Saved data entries
-.-.-
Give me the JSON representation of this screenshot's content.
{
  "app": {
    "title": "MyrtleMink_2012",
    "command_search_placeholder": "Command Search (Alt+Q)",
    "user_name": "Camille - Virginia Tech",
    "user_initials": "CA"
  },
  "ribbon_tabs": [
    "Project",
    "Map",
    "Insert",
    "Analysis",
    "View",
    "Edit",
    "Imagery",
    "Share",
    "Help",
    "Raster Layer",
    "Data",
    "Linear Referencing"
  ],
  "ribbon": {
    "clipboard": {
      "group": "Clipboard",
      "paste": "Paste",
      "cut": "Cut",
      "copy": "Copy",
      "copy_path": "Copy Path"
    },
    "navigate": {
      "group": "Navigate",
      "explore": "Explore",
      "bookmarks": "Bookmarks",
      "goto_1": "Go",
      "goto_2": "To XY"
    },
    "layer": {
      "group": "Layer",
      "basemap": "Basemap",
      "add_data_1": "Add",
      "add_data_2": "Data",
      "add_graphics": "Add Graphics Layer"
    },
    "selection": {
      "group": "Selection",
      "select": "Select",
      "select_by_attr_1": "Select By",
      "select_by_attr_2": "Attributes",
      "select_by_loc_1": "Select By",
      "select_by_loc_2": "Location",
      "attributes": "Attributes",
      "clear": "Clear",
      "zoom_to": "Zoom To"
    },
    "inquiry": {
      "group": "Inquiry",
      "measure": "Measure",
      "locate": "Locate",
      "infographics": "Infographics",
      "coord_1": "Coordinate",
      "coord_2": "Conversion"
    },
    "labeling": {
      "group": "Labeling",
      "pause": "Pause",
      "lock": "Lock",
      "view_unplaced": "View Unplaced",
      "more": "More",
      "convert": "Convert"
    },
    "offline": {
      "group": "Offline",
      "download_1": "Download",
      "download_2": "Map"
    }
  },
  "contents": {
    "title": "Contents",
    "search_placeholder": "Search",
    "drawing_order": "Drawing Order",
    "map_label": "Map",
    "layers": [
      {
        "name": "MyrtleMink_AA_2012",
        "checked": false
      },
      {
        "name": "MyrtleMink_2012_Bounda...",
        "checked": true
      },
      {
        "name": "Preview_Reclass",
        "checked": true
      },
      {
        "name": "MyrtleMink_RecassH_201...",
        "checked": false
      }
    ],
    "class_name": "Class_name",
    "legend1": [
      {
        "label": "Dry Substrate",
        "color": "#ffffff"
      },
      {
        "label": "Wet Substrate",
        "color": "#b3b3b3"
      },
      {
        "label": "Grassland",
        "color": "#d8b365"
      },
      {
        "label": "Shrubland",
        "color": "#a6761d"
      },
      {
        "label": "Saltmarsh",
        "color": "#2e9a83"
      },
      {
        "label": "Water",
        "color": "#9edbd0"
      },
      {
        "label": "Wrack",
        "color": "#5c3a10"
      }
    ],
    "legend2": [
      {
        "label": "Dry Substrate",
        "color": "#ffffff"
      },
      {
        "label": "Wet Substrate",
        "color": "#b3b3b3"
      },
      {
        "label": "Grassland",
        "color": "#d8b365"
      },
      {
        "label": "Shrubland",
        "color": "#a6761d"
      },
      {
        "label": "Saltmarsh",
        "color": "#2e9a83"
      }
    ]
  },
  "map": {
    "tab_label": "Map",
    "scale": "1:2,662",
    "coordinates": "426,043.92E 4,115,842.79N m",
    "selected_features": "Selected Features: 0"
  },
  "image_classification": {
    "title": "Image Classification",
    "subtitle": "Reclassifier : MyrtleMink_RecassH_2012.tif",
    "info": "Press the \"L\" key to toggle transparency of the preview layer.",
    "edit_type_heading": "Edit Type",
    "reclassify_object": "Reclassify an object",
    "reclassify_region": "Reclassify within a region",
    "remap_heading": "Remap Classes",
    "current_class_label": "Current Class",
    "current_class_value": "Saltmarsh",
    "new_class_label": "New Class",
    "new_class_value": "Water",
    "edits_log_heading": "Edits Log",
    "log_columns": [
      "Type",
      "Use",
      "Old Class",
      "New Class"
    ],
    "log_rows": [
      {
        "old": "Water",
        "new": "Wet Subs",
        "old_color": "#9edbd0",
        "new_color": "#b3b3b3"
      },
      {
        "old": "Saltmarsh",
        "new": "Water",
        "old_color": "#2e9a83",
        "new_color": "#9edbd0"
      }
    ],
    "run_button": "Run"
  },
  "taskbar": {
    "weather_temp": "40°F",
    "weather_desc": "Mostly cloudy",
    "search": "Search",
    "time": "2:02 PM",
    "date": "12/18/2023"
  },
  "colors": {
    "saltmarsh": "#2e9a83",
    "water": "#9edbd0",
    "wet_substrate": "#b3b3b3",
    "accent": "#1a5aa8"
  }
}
-.-.-
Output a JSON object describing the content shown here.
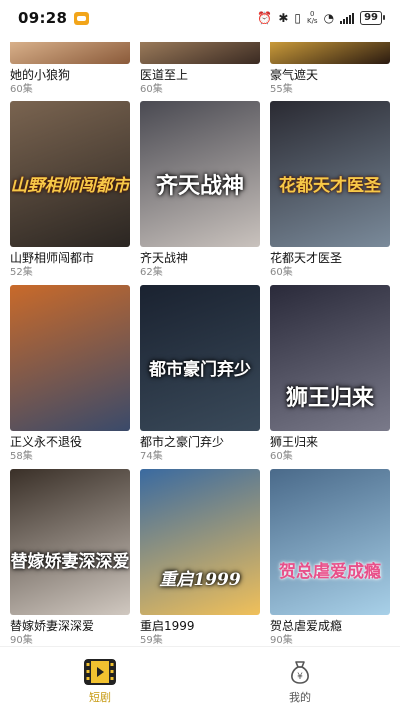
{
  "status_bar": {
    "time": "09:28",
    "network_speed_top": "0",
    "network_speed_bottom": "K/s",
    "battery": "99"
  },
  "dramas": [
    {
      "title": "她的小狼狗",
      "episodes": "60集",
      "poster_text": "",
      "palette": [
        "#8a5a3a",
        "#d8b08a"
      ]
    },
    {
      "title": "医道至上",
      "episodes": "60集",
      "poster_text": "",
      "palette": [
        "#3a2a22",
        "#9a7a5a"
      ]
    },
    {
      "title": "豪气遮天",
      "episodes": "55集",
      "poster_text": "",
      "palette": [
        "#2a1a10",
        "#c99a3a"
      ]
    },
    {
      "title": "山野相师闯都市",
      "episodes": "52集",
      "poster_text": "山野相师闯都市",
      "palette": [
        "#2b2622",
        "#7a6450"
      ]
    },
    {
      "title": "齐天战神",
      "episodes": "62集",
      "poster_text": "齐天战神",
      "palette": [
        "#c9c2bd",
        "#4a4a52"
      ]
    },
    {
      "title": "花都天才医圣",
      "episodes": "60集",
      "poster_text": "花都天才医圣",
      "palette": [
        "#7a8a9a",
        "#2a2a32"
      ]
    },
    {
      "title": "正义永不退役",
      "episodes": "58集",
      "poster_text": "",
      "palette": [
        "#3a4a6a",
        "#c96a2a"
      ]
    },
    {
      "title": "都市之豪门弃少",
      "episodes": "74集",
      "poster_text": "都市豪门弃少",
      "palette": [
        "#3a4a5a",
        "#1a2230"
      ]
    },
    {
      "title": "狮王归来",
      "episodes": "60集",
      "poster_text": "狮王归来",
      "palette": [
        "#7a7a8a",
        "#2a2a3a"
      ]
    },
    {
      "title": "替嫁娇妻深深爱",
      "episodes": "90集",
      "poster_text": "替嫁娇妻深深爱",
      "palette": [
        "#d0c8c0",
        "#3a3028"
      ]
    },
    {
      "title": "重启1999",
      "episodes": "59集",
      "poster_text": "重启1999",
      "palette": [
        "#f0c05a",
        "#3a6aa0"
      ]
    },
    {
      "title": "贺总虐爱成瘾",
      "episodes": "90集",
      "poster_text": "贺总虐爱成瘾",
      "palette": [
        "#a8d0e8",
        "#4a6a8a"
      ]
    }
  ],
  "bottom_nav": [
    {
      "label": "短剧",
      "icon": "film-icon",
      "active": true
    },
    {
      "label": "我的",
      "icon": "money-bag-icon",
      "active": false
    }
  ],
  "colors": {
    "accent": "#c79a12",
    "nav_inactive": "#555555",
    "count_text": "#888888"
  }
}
-.-.-
# [Exercise prompt]
Which lines above contain "Attributes"? Show each of them.

# [Complete response]
      "select_by_attr_2": "Attributes",
      "attributes": "Attributes",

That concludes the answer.